The task
Reproduce every line of the items below verbatim, altering nothing.

[Items drawn from a data source]
+ + +

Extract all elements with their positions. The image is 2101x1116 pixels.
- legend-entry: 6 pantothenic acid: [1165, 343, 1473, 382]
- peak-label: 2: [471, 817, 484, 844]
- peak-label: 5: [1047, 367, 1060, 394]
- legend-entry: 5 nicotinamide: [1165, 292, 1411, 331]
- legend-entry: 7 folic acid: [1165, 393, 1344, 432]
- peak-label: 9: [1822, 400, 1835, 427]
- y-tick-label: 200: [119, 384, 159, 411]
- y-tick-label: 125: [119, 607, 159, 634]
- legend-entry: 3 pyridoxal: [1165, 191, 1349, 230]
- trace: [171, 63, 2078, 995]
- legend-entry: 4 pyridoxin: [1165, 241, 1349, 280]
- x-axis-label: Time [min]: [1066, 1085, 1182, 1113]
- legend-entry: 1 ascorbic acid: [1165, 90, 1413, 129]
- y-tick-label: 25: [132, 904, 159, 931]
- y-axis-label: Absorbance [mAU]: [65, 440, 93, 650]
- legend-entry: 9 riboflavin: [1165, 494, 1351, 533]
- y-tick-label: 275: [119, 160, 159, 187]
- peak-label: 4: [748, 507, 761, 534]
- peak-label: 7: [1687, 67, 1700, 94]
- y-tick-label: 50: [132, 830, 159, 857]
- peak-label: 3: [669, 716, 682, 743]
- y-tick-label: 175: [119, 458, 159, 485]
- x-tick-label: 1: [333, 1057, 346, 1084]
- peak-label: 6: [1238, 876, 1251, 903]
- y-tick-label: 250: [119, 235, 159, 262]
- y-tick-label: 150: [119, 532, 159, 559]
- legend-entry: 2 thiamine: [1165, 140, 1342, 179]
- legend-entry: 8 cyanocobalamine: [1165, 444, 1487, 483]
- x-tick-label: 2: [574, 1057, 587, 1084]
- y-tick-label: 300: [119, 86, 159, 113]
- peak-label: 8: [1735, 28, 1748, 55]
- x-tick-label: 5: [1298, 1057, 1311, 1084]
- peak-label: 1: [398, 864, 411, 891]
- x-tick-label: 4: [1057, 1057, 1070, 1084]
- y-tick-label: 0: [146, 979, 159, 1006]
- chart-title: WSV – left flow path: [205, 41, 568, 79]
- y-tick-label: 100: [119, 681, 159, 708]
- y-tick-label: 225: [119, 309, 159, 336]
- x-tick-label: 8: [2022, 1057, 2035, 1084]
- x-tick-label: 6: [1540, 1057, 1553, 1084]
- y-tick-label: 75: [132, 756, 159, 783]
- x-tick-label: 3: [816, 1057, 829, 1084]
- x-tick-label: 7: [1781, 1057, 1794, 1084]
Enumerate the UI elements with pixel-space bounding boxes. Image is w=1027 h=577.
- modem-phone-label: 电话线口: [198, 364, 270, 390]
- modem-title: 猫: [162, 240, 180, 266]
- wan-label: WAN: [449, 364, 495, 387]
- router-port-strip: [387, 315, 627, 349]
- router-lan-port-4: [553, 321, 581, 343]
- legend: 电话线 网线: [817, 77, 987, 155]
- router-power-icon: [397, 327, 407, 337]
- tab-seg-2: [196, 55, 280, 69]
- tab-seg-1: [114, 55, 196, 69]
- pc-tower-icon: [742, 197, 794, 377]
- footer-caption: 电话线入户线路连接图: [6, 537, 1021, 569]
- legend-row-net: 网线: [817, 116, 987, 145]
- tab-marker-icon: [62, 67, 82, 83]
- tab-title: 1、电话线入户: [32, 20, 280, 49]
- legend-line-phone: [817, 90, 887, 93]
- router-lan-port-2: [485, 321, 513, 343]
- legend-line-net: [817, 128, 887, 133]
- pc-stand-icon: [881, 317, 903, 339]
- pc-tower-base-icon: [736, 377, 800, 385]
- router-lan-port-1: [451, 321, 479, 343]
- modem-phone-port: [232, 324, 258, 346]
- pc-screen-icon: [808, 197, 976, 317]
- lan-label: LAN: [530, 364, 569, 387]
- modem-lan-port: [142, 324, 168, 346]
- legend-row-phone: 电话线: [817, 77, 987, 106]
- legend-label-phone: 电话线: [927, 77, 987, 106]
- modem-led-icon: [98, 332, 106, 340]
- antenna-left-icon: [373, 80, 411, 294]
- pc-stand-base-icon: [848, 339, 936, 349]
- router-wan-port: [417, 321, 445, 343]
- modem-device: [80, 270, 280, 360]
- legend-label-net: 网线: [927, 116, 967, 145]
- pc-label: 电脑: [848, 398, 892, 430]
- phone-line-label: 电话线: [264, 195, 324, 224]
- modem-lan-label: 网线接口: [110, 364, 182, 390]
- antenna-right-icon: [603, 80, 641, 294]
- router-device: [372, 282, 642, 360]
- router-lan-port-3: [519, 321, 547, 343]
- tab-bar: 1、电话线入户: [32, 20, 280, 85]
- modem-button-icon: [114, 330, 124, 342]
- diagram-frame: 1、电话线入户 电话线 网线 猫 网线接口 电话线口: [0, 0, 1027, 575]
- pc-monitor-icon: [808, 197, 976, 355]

+ + +

Written reply
Extract all elements with their positions. The image is 2101x1116 pixels.
- legend-entry: 6 pantothenic acid: [1165, 343, 1473, 382]
- peak-label: 2: [471, 817, 484, 844]
- peak-label: 5: [1047, 367, 1060, 394]
- legend-entry: 5 nicotinamide: [1165, 292, 1411, 331]
- legend-entry: 7 folic acid: [1165, 393, 1344, 432]
- peak-label: 9: [1822, 400, 1835, 427]
- y-tick-label: 200: [119, 384, 159, 411]
- y-tick-label: 125: [119, 607, 159, 634]
- legend-entry: 3 pyridoxal: [1165, 191, 1349, 230]
- trace: [171, 63, 2078, 995]
- legend-entry: 4 pyridoxin: [1165, 241, 1349, 280]
- x-axis-label: Time [min]: [1066, 1085, 1182, 1113]
- legend-entry: 1 ascorbic acid: [1165, 90, 1413, 129]
- y-tick-label: 25: [132, 904, 159, 931]
- y-axis-label: Absorbance [mAU]: [65, 440, 93, 650]
- legend-entry: 9 riboflavin: [1165, 494, 1351, 533]
- y-tick-label: 275: [119, 160, 159, 187]
- peak-label: 4: [748, 507, 761, 534]
- peak-label: 7: [1687, 67, 1700, 94]
- y-tick-label: 50: [132, 830, 159, 857]
- peak-label: 3: [669, 716, 682, 743]
- y-tick-label: 175: [119, 458, 159, 485]
- x-tick-label: 1: [333, 1057, 346, 1084]
- peak-label: 6: [1238, 876, 1251, 903]
- y-tick-label: 250: [119, 235, 159, 262]
- y-tick-label: 150: [119, 532, 159, 559]
- legend-entry: 2 thiamine: [1165, 140, 1342, 179]
- legend-entry: 8 cyanocobalamine: [1165, 444, 1487, 483]
- x-tick-label: 2: [574, 1057, 587, 1084]
- y-tick-label: 300: [119, 86, 159, 113]
- peak-label: 8: [1735, 28, 1748, 55]
- x-tick-label: 5: [1298, 1057, 1311, 1084]
- peak-label: 1: [398, 864, 411, 891]
- x-tick-label: 4: [1057, 1057, 1070, 1084]
- y-tick-label: 0: [146, 979, 159, 1006]
- chart-title: WSV – left flow path: [205, 41, 568, 79]
- y-tick-label: 100: [119, 681, 159, 708]
- y-tick-label: 225: [119, 309, 159, 336]
- x-tick-label: 8: [2022, 1057, 2035, 1084]
- x-tick-label: 6: [1540, 1057, 1553, 1084]
- y-tick-label: 75: [132, 756, 159, 783]
- x-tick-label: 3: [816, 1057, 829, 1084]
- x-tick-label: 7: [1781, 1057, 1794, 1084]
Enumerate the UI elements with pixel-space bounding boxes. Image is w=1027 h=577.
- modem-phone-label: 电话线口: [198, 364, 270, 390]
- modem-title: 猫: [162, 240, 180, 266]
- wan-label: WAN: [449, 364, 495, 387]
- router-port-strip: [387, 315, 627, 349]
- router-lan-port-4: [553, 321, 581, 343]
- legend: 电话线 网线: [817, 77, 987, 155]
- router-power-icon: [397, 327, 407, 337]
- tab-seg-2: [196, 55, 280, 69]
- tab-seg-1: [114, 55, 196, 69]
- pc-tower-icon: [742, 197, 794, 377]
- footer-caption: 电话线入户线路连接图: [6, 537, 1021, 569]
- legend-row-net: 网线: [817, 116, 987, 145]
- tab-marker-icon: [62, 67, 82, 83]
- tab-title: 1、电话线入户: [32, 20, 280, 49]
- legend-line-phone: [817, 90, 887, 93]
- router-lan-port-2: [485, 321, 513, 343]
- legend-line-net: [817, 128, 887, 133]
- pc-stand-icon: [881, 317, 903, 339]
- pc-tower-base-icon: [736, 377, 800, 385]
- router-lan-port-1: [451, 321, 479, 343]
- modem-phone-port: [232, 324, 258, 346]
- pc-screen-icon: [808, 197, 976, 317]
- lan-label: LAN: [530, 364, 569, 387]
- modem-lan-port: [142, 324, 168, 346]
- legend-row-phone: 电话线: [817, 77, 987, 106]
- legend-label-phone: 电话线: [927, 77, 987, 106]
- modem-led-icon: [98, 332, 106, 340]
- antenna-left-icon: [373, 80, 411, 294]
- pc-stand-base-icon: [848, 339, 936, 349]
- router-wan-port: [417, 321, 445, 343]
- modem-device: [80, 270, 280, 360]
- legend-label-net: 网线: [927, 116, 967, 145]
- pc-label: 电脑: [848, 398, 892, 430]
- phone-line-label: 电话线: [264, 195, 324, 224]
- modem-lan-label: 网线接口: [110, 364, 182, 390]
- antenna-right-icon: [603, 80, 641, 294]
- router-device: [372, 282, 642, 360]
- router-lan-port-3: [519, 321, 547, 343]
- tab-bar: 1、电话线入户: [32, 20, 280, 85]
- modem-button-icon: [114, 330, 124, 342]
- diagram-frame: 1、电话线入户 电话线 网线 猫 网线接口 电话线口: [0, 0, 1027, 575]
- pc-monitor-icon: [808, 197, 976, 355]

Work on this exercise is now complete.